___ SOURCE

LEE PATTERSON: Good afternoon. Thank you so much for spending some time with us. Third trip back to the Buick Open. First two were Top-10s. Maybe just a couple of thoughts about what you saw on the course today and how you feel heading into the tournament; then we will open it up for questions.

TIGER WOODS: Well, I thought the golf course was a little bit wet today, obviously, with the rain, but the greens were extremely smooth which they were every year here. That is one of the reasons we all come here. I have had some pretty good success here. I have played well, and just -- this golf course, you need to drive the golf ball well. That is one of the things that I enjoy about playing this golf course. Also kind of neat going out there and playing and teeing off at the same time with the group on 10 and seeing them around for 18 holes - a little bit different. But today -- I played all right today. I broke 80 which was good. Looking forward to tomorrow.

LEE PATTERSON: Any questions?

Q. Obviously (inaudible) Tigermania --

TIGER WOODS: Be honest with you, I don't know. It really didn't die down as much as people thought it did in 1997, 1998 and came right back up again. But that is just the way it goes. It is going to go up-and-down, ebb and flow; that is just the way success is.

Q. (inaudible)

TIGER WOODS: I think any time you have a runaway, it is intriguing to watch, just to see what they are going to do. They are going to come back to the field or push on, go forward. And it is intriguing. And I have always been interested in tournaments where guys do run away from it, from the field, just because of the fact that -- how they are going to do it; are they going to keep making birdies or are the guys going to come get him - just plays for a different type of plot, but it is hard for me to say exactly why. Maybe that is part of it; might be something else, I don't know.

______

- **STATED GOAL 1**:
Answer these questions about the Buick Open press conference transcript:
(a) What were the results of Woods's first two trips to the Buick Open?
(b) According to Woods, what do you need to do well to play this golf course?
(c) What score does Woods say he broke today?
- **STATED GOAL 2**:
Continue the Buick Open press conference transcript from the point where it stops.

___ DATASET CONTENT

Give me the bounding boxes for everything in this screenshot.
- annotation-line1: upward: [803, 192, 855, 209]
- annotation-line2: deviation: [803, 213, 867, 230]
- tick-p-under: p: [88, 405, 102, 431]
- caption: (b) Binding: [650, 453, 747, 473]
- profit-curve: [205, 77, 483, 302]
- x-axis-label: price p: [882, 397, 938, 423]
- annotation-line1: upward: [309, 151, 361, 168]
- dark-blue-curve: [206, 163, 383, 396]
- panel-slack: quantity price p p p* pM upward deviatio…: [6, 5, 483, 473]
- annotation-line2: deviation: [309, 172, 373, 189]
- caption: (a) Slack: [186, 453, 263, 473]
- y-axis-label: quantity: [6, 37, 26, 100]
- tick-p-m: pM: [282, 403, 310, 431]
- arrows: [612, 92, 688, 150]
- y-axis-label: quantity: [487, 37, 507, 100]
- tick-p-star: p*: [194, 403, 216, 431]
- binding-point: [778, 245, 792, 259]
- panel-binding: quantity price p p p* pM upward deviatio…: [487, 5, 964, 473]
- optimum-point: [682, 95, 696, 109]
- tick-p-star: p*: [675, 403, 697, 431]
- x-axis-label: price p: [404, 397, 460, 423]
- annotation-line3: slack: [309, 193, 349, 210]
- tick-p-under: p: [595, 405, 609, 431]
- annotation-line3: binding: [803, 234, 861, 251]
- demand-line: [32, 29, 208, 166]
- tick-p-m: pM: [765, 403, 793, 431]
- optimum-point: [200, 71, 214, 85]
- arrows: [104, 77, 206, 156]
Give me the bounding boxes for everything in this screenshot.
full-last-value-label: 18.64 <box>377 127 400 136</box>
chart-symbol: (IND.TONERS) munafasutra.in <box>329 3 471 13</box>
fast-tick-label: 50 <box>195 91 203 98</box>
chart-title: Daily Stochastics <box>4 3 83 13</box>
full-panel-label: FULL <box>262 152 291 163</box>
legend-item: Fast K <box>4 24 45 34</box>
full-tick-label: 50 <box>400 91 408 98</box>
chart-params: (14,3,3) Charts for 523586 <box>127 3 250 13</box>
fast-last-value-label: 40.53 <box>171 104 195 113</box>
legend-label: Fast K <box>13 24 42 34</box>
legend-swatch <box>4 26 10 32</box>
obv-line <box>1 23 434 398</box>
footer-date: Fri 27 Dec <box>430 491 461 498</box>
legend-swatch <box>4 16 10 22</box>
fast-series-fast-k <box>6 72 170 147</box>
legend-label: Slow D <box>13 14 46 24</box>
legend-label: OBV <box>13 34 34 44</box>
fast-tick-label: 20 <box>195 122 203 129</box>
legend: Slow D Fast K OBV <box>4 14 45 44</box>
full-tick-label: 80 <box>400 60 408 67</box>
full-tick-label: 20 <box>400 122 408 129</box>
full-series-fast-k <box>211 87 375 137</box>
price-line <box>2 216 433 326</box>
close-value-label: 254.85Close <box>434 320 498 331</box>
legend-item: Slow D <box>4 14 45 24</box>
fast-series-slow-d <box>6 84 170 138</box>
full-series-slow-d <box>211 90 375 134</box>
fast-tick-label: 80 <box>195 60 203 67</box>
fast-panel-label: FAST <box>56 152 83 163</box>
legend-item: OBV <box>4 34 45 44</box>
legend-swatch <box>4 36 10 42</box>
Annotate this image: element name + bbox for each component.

______
___ DATASET CONTENT

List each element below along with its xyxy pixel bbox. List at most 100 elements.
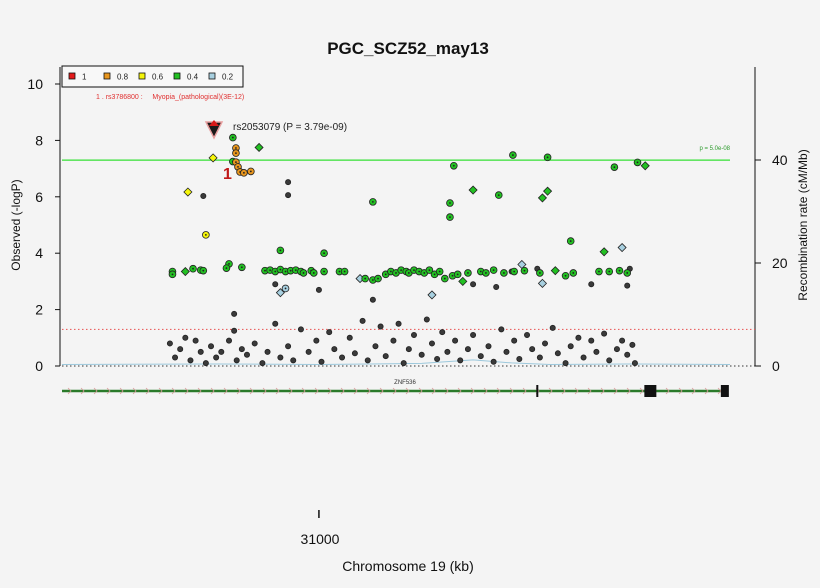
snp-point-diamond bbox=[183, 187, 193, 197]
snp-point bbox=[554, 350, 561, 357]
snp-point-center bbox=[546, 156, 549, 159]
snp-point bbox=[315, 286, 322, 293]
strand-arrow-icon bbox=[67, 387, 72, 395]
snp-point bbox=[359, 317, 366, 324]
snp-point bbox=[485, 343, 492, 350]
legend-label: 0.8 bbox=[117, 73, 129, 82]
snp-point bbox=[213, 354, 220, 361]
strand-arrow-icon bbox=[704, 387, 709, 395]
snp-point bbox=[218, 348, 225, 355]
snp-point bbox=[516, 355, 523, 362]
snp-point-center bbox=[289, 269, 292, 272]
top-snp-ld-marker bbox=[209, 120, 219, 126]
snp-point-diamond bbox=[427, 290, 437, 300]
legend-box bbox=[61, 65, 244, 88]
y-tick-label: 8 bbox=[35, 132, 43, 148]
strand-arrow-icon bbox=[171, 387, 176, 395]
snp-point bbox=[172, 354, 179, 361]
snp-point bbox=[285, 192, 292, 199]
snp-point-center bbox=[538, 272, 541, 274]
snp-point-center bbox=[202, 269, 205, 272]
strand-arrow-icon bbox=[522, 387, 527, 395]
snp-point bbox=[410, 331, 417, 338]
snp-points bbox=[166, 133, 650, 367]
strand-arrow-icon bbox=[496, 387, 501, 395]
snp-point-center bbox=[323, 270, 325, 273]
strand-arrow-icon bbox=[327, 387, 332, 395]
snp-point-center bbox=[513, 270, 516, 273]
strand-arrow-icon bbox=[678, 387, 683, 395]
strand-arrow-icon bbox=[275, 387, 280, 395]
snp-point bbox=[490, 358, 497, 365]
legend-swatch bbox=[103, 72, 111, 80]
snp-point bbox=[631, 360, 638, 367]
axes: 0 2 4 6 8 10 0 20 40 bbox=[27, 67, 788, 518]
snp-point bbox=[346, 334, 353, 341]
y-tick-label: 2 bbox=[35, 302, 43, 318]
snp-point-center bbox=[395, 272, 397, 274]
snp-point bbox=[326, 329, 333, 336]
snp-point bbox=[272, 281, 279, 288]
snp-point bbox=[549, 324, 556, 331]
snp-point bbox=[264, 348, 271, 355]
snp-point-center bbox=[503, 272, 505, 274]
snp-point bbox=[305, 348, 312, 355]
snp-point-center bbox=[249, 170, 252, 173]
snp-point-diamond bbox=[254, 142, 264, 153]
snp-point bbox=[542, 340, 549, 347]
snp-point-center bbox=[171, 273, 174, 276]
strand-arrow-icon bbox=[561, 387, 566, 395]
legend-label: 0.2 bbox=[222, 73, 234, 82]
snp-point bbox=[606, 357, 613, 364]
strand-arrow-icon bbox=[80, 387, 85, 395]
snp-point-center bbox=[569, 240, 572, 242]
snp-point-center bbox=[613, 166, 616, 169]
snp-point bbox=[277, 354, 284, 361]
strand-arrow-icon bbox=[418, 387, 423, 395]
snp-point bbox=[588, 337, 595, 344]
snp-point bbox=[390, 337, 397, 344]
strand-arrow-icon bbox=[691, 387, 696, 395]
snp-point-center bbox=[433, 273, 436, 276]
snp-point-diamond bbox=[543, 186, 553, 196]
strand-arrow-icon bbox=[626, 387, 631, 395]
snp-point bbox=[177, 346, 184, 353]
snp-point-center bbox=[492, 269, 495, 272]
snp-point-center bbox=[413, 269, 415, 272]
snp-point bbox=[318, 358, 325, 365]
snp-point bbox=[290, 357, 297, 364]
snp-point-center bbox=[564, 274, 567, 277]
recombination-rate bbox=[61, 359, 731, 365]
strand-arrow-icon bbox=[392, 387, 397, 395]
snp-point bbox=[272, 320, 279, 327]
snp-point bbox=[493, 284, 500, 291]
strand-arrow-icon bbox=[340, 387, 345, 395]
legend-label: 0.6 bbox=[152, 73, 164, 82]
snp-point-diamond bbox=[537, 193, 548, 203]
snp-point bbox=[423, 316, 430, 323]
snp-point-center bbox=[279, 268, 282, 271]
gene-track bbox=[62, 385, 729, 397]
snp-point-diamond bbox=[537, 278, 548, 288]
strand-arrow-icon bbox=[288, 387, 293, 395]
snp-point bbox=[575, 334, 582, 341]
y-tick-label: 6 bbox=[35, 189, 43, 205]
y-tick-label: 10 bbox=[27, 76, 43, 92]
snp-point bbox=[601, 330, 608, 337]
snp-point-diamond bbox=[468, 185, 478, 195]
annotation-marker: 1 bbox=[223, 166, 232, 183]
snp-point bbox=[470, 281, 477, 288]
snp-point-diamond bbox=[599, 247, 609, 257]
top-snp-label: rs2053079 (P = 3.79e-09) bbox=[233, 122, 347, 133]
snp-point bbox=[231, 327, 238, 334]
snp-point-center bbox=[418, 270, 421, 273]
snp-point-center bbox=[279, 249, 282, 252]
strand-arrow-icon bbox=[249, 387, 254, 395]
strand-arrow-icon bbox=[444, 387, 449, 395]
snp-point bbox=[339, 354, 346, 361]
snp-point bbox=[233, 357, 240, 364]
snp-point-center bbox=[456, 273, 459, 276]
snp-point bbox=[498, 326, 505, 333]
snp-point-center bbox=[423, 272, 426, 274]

______
___ DATASET CONTENT

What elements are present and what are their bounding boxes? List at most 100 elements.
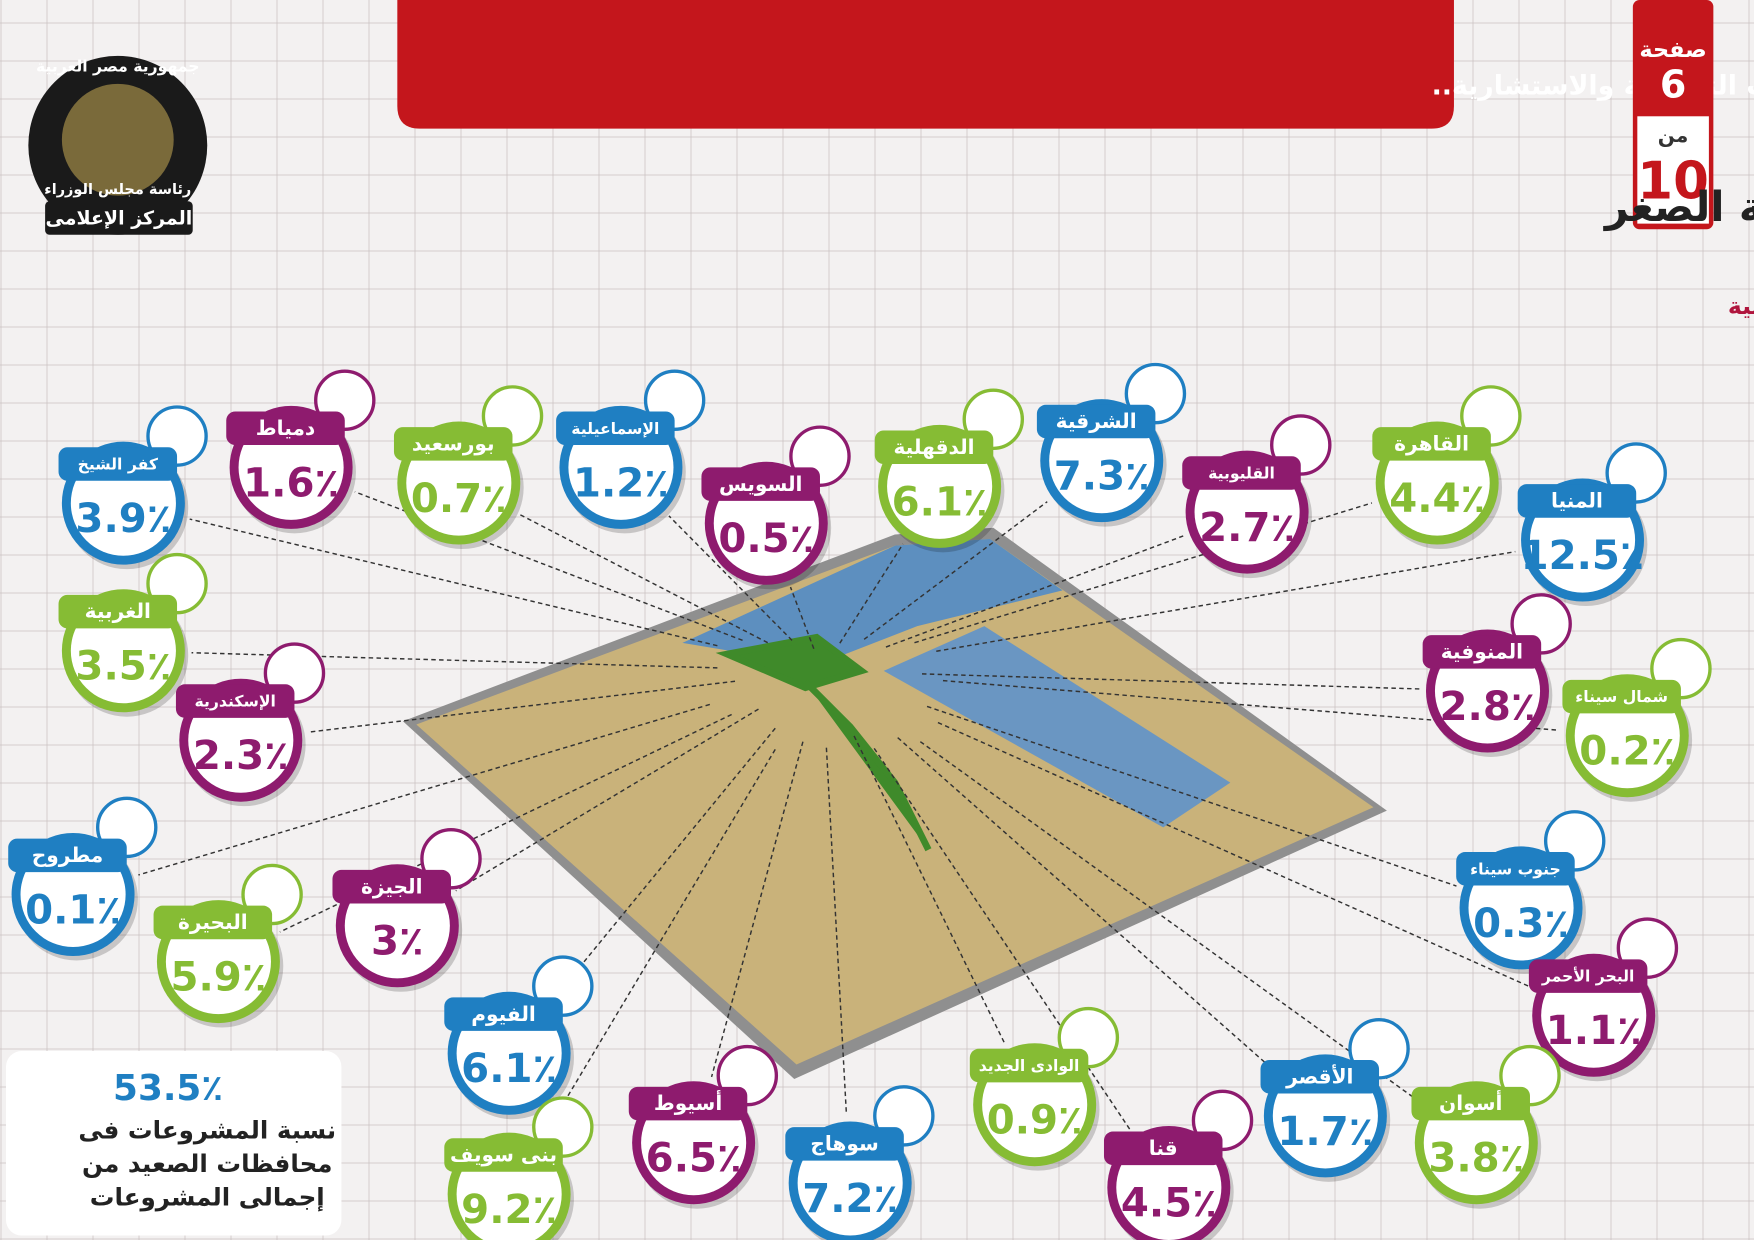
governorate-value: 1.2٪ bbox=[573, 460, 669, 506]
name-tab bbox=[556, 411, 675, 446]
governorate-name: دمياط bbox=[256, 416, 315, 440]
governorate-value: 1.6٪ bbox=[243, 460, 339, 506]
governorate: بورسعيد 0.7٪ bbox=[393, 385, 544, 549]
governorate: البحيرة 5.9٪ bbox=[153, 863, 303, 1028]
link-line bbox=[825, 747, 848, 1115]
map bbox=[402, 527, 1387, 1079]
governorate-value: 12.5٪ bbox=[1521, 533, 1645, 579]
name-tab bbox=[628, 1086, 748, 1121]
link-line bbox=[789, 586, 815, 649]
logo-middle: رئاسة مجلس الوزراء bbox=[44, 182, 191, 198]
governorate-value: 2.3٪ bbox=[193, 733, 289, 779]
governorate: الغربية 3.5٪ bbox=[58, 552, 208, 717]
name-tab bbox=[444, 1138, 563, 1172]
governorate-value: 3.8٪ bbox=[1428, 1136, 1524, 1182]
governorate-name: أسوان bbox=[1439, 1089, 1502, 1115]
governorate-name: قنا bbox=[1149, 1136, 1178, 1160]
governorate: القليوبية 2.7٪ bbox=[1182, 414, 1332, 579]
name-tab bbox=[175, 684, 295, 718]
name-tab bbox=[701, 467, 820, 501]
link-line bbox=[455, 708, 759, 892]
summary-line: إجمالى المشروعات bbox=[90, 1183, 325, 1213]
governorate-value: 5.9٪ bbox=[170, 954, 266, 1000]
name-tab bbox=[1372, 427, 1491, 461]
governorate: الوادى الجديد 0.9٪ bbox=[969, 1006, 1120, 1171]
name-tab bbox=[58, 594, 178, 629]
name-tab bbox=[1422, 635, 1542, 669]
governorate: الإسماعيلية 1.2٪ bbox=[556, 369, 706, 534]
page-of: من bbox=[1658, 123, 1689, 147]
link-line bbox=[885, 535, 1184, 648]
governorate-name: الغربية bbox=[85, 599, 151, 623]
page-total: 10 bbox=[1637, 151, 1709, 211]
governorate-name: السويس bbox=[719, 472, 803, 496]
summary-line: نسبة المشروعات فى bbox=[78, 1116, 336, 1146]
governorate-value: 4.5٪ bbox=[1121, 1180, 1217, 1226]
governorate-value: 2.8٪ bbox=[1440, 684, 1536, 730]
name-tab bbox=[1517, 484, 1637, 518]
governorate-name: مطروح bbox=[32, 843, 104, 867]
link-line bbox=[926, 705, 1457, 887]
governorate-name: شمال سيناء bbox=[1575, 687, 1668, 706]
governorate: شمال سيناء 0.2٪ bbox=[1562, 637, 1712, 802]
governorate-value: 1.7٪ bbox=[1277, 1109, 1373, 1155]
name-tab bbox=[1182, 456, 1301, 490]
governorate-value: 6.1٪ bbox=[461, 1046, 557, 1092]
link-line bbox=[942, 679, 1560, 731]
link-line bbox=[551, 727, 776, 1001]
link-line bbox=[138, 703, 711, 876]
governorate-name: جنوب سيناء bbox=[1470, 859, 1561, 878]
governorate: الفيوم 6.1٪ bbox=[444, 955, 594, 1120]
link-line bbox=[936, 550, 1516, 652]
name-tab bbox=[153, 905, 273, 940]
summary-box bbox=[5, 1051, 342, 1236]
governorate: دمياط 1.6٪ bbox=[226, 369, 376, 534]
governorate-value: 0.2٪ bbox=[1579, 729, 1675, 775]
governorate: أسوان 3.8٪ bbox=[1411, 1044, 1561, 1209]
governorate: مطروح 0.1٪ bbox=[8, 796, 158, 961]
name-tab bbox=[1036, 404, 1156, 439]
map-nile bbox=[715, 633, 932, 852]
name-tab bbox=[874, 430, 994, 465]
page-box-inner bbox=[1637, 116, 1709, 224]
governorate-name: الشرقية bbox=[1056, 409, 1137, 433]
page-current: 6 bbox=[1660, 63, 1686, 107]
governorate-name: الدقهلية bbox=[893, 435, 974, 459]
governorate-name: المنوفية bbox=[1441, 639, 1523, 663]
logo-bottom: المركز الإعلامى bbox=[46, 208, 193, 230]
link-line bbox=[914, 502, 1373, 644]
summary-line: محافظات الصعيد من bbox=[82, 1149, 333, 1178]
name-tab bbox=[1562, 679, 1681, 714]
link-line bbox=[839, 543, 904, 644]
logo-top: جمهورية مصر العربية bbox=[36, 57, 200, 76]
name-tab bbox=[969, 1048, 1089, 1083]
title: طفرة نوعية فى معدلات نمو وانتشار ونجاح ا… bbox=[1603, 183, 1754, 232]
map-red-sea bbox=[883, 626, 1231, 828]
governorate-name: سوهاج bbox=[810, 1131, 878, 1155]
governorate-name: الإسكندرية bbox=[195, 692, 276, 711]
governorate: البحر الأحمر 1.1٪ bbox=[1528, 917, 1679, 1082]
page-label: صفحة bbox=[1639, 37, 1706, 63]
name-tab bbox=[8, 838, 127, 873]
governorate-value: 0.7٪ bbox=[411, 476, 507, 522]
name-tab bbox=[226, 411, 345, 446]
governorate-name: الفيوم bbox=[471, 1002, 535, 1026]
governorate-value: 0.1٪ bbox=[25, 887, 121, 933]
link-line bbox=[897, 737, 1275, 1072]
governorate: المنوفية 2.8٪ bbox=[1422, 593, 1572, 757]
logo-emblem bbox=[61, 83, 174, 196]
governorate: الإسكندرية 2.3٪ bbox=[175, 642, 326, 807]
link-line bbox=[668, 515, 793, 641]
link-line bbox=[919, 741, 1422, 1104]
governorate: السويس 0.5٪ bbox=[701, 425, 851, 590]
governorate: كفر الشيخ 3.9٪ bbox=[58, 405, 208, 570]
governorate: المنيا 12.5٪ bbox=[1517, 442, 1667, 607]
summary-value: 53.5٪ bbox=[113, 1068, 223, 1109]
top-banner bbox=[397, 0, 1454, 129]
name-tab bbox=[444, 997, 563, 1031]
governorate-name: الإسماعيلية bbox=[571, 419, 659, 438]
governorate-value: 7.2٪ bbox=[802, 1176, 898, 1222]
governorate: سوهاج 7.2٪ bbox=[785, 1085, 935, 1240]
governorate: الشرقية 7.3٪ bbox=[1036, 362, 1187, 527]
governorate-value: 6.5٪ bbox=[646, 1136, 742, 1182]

______

- **EXERCISE ANSWER 1**:
(a) Both were Top-10 finishes.
(b) You need to drive the golf ball well.
(c) He broke 80.

- **EXERCISE ANSWER 2**:
Q. (inaudible)

TIGER WOODS: You asked me that twice and I really don't know. We will see what happens.

Q. Do you notice any difference in the reaction from the gallery in 1997 compared to now (inaudible) --

TIGER WOODS: I think back in 1997 a lot more intense, the fans were, I guess, more jubilant, more excitable. And maybe it is just different - either I wasn't used to it or the fact maybe they just were that way. But I think any time someone is new on to the scene, no matter what the sport is, I think there is always going to be a little bit more ambition to watch them and get a glimpse of them versus when they have been there a little bit.

Q. (inaudible)

TIGER WOODS: I am used to it.

Q. (inaudible)

TIGER WOODS: I think it is hard to say. Not if they love what they do. It is really difficult to say or even -- I don't think I have ever seen anyone love the job and get burned out doing it. I don't think I have ever seen that. It might be.

Q. (inaudible)

TIGER WOODS: Probably the opposite. I have actually enjoyed playing it more because of -- I have a great appreciation for the game, in a different way; to play it and I am learning a lot of different things that, as you get better, you start to learn it even more. I come here to win this tournament, but also in the back of my mind where -- I don't need to make any major changes going into next week. If I need to change anything this week, it will be done this week; not next week.

Q. (inaudible)

TIGER WOODS: I am quite aware -- I was pretty aware of basically all the great champions of the game; not just Jack - just the media and the public has focused on that. I have been pretty aware of what they have accomplished and what they have meant to the game and what they contributed. They were great champions; all played differently. I think that is one of the unique things about the past is that they have played in so many different unique styles.

Q. (inaudible)

TIGER WOODS: I think obviously from what I have been told - never been able to see him in person, the way that people describe his ball-striking ability or no one has ever struck the ball as consistently and controlled their trajectory and spin the way he was able to - once he changed his golf swing more to a slider. You always can't win that many tournaments just by hitting good balls. You have got to make your share of putts. People say, yeah, he struggled toward the end of his career, but to win four] U.S. Opens and the Grand Slam, I mean, you cannot putt poorly. You got to be able to make some big putts. He was just all-around player.

Q. (inaudible)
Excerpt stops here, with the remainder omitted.